### Instruction:
All entries must be extracted exactly, with nothing added or dropped.
— start —
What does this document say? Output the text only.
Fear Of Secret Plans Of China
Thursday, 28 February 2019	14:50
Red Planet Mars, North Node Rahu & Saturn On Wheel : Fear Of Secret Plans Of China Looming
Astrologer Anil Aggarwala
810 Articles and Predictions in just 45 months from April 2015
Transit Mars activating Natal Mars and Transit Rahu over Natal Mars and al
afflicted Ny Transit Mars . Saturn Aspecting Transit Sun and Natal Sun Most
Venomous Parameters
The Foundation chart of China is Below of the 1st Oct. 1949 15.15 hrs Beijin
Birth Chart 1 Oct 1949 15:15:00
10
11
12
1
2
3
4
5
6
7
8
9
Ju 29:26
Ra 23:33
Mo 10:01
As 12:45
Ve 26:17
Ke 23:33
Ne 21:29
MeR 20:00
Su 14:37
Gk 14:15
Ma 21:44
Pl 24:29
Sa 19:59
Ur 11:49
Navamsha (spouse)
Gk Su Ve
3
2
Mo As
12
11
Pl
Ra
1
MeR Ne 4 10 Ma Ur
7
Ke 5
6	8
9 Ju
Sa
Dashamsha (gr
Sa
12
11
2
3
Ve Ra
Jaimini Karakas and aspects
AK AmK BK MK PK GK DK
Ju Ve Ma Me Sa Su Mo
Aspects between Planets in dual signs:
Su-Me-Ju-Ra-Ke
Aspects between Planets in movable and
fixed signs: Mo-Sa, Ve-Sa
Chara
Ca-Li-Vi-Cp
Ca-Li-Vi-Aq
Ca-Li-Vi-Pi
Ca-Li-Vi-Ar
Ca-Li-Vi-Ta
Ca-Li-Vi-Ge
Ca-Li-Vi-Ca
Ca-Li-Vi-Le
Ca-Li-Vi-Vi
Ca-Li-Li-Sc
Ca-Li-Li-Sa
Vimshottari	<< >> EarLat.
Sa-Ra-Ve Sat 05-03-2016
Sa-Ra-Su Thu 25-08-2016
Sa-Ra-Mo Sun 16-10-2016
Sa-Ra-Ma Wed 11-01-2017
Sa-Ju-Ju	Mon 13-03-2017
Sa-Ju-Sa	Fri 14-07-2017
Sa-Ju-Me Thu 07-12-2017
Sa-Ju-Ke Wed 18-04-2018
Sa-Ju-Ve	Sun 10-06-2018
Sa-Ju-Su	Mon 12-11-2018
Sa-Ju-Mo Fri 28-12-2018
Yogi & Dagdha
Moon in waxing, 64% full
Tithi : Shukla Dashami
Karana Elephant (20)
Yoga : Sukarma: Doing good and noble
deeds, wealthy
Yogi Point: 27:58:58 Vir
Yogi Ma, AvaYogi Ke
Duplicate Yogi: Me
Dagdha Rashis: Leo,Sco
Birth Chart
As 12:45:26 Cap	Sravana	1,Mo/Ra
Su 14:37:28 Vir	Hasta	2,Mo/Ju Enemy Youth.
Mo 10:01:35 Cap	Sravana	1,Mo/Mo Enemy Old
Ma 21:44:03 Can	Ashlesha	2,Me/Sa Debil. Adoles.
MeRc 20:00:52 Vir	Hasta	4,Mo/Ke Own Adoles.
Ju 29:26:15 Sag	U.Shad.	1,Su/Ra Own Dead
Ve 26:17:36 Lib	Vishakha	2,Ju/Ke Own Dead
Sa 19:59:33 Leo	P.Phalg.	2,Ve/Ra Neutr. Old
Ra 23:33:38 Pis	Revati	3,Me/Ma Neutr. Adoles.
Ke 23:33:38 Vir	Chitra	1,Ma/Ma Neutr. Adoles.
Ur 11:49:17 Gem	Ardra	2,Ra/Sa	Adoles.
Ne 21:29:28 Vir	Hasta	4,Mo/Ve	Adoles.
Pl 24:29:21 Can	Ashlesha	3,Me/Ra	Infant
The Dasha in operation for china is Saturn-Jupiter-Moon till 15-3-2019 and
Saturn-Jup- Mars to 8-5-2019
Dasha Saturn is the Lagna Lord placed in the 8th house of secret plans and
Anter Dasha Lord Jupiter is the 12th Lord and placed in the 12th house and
— end —
### Written solution:
What does this document say? Output the text only.
Fear Of Secret Plans Of China
Thursday, 28 February 2019	14:50
Red Planet Mars, North Node Rahu & Saturn On Wheel : Fear Of Secret Plans Of China Looming
Astrologer Anil Aggarwala
810 Articles and Predictions in just 45 months from April 2015
Transit Mars activating Natal Mars and Transit Rahu over Natal Mars and al
afflicted Ny Transit Mars . Saturn Aspecting Transit Sun and Natal Sun Most
Venomous Parameters
The Foundation chart of China is Below of the 1st Oct. 1949 15.15 hrs Beijin
Birth Chart 1 Oct 1949 15:15:00
10
11
12
1
2
3
4
5
6
7
8
9
Ju 29:26
Ra 23:33
Mo 10:01
As 12:45
Ve 26:17
Ke 23:33
Ne 21:29
MeR 20:00
Su 14:37
Gk 14:15
Ma 21:44
Pl 24:29
Sa 19:59
Ur 11:49
Navamsha (spouse)
Gk Su Ve
3
2
Mo As
12
11
Pl
Ra
1
MeR Ne 4 10 Ma Ur
7
Ke 5
6	8
9 Ju
Sa
Dashamsha (gr
Sa
12
11
2
3
Ve Ra
Jaimini Karakas and aspects
AK AmK BK MK PK GK DK
Ju Ve Ma Me Sa Su Mo
Aspects between Planets in dual signs:
Su-Me-Ju-Ra-Ke
Aspects between Planets in movable and
fixed signs: Mo-Sa, Ve-Sa
Chara
Ca-Li-Vi-Cp
Ca-Li-Vi-Aq
Ca-Li-Vi-Pi
Ca-Li-Vi-Ar
Ca-Li-Vi-Ta
Ca-Li-Vi-Ge
Ca-Li-Vi-Ca
Ca-Li-Vi-Le
Ca-Li-Vi-Vi
Ca-Li-Li-Sc
Ca-Li-Li-Sa
Vimshottari	<< >> EarLat.
Sa-Ra-Ve Sat 05-03-2016
Sa-Ra-Su Thu 25-08-2016
Sa-Ra-Mo Sun 16-10-2016
Sa-Ra-Ma Wed 11-01-2017
Sa-Ju-Ju	Mon 13-03-2017
Sa-Ju-Sa	Fri 14-07-2017
Sa-Ju-Me Thu 07-12-2017
Sa-Ju-Ke Wed 18-04-2018
Sa-Ju-Ve	Sun 10-06-2018
Sa-Ju-Su	Mon 12-11-2018
Sa-Ju-Mo Fri 28-12-2018
Yogi & Dagdha
Moon in waxing, 64% full
Tithi : Shukla Dashami
Karana Elephant (20)
Yoga : Sukarma: Doing good and noble
deeds, wealthy
Yogi Point: 27:58:58 Vir
Yogi Ma, AvaYogi Ke
Duplicate Yogi: Me
Dagdha Rashis: Leo,Sco
Birth Chart
As 12:45:26 Cap	Sravana	1,Mo/Ra
Su 14:37:28 Vir	Hasta	2,Mo/Ju Enemy Youth.
Mo 10:01:35 Cap	Sravana	1,Mo/Mo Enemy Old
Ma 21:44:03 Can	Ashlesha	2,Me/Sa Debil. Adoles.
MeRc 20:00:52 Vir	Hasta	4,Mo/Ke Own Adoles.
Ju 29:26:15 Sag	U.Shad.	1,Su/Ra Own Dead
Ve 26:17:36 Lib	Vishakha	2,Ju/Ke Own Dead
Sa 19:59:33 Leo	P.Phalg.	2,Ve/Ra Neutr. Old
Ra 23:33:38 Pis	Revati	3,Me/Ma Neutr. Adoles.
Ke 23:33:38 Vir	Chitra	1,Ma/Ma Neutr. Adoles.
Ur 11:49:17 Gem	Ardra	2,Ra/Sa	Adoles.
Ne 21:29:28 Vir	Hasta	4,Mo/Ve	Adoles.
Pl 24:29:21 Can	Ashlesha	3,Me/Ra	Infant
The Dasha in operation for china is Saturn-Jupiter-Moon till 15-3-2019 and
Saturn-Jup- Mars to 8-5-2019
Dasha Saturn is the Lagna Lord placed in the 8th house of secret plans and
Anter Dasha Lord Jupiter is the 12th Lord and placed in the 12th house and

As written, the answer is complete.